▸ **Dati forniti**:
========================

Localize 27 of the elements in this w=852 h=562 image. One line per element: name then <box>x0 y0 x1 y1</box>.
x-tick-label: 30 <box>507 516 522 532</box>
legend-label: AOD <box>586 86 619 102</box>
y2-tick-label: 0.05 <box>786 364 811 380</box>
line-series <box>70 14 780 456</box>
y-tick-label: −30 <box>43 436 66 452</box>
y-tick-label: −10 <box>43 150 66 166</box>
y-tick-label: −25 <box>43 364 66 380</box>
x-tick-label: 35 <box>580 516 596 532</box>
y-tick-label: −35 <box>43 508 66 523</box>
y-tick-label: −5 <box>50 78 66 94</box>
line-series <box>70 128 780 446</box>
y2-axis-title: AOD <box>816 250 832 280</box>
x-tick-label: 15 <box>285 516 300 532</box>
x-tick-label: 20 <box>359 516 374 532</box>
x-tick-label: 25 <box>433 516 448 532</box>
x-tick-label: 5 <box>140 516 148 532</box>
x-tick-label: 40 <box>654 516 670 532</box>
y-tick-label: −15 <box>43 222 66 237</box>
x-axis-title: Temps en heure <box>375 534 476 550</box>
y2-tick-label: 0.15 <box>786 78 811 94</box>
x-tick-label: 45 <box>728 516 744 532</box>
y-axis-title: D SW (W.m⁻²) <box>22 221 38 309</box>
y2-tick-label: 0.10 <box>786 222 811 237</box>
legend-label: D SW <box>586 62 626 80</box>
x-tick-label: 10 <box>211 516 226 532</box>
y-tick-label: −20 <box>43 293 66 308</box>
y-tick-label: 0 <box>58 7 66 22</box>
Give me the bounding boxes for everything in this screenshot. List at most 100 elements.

========================

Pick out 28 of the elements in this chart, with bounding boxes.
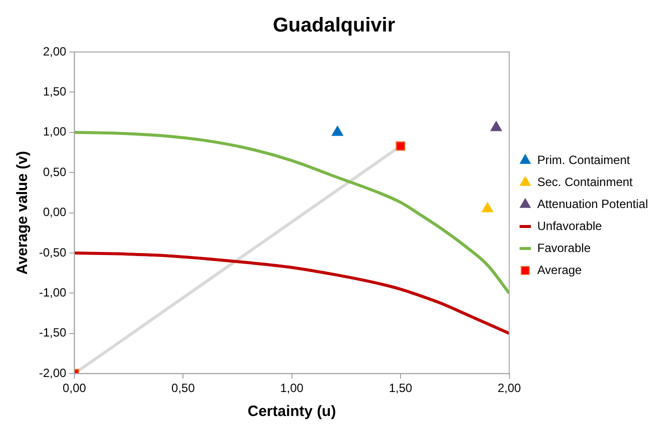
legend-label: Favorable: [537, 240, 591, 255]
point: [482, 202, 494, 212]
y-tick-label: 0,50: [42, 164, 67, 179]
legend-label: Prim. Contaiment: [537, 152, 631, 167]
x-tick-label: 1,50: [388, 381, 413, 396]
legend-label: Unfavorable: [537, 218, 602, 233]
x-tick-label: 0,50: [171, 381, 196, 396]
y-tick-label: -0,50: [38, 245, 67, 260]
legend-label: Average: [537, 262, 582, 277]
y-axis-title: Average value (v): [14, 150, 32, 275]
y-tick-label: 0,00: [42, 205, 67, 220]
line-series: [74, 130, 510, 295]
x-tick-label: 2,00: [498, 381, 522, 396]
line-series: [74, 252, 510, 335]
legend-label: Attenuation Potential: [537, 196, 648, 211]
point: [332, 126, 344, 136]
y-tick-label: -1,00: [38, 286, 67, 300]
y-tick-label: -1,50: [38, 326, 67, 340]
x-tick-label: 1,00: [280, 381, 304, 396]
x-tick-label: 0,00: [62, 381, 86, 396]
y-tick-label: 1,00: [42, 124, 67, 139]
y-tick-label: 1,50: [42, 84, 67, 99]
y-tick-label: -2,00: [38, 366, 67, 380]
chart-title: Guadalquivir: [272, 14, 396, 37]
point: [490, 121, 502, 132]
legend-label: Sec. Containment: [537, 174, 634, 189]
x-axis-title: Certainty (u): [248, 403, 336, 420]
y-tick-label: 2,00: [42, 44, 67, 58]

========================

Puoi riscrivere le righe partendo da quella che contiene "Localize 27 of" e fermandoti dopo quella che contiene "y-axis-title: D SW", con "Localize" sostituito da "Locate" e tutto il resto invariato?

▸ **Risposta completa**:
Locate 27 of the elements in this w=852 h=562 image. One line per element: name then <box>x0 y0 x1 y1</box>.
x-tick-label: 30 <box>507 516 522 532</box>
legend-label: AOD <box>586 86 619 102</box>
y2-tick-label: 0.05 <box>786 364 811 380</box>
line-series <box>70 14 780 456</box>
y-tick-label: −30 <box>43 436 66 452</box>
y-tick-label: −10 <box>43 150 66 166</box>
y-tick-label: −25 <box>43 364 66 380</box>
x-tick-label: 35 <box>580 516 596 532</box>
y-tick-label: −35 <box>43 508 66 523</box>
y-tick-label: −5 <box>50 78 66 94</box>
line-series <box>70 128 780 446</box>
y2-axis-title: AOD <box>816 250 832 280</box>
x-tick-label: 15 <box>285 516 300 532</box>
x-tick-label: 20 <box>359 516 374 532</box>
x-tick-label: 25 <box>433 516 448 532</box>
x-tick-label: 5 <box>140 516 148 532</box>
x-tick-label: 40 <box>654 516 670 532</box>
y-tick-label: −15 <box>43 222 66 237</box>
x-axis-title: Temps en heure <box>375 534 476 550</box>
y2-tick-label: 0.15 <box>786 78 811 94</box>
x-tick-label: 45 <box>728 516 744 532</box>
y-axis-title: D SW (W.m⁻²) <box>22 221 38 309</box>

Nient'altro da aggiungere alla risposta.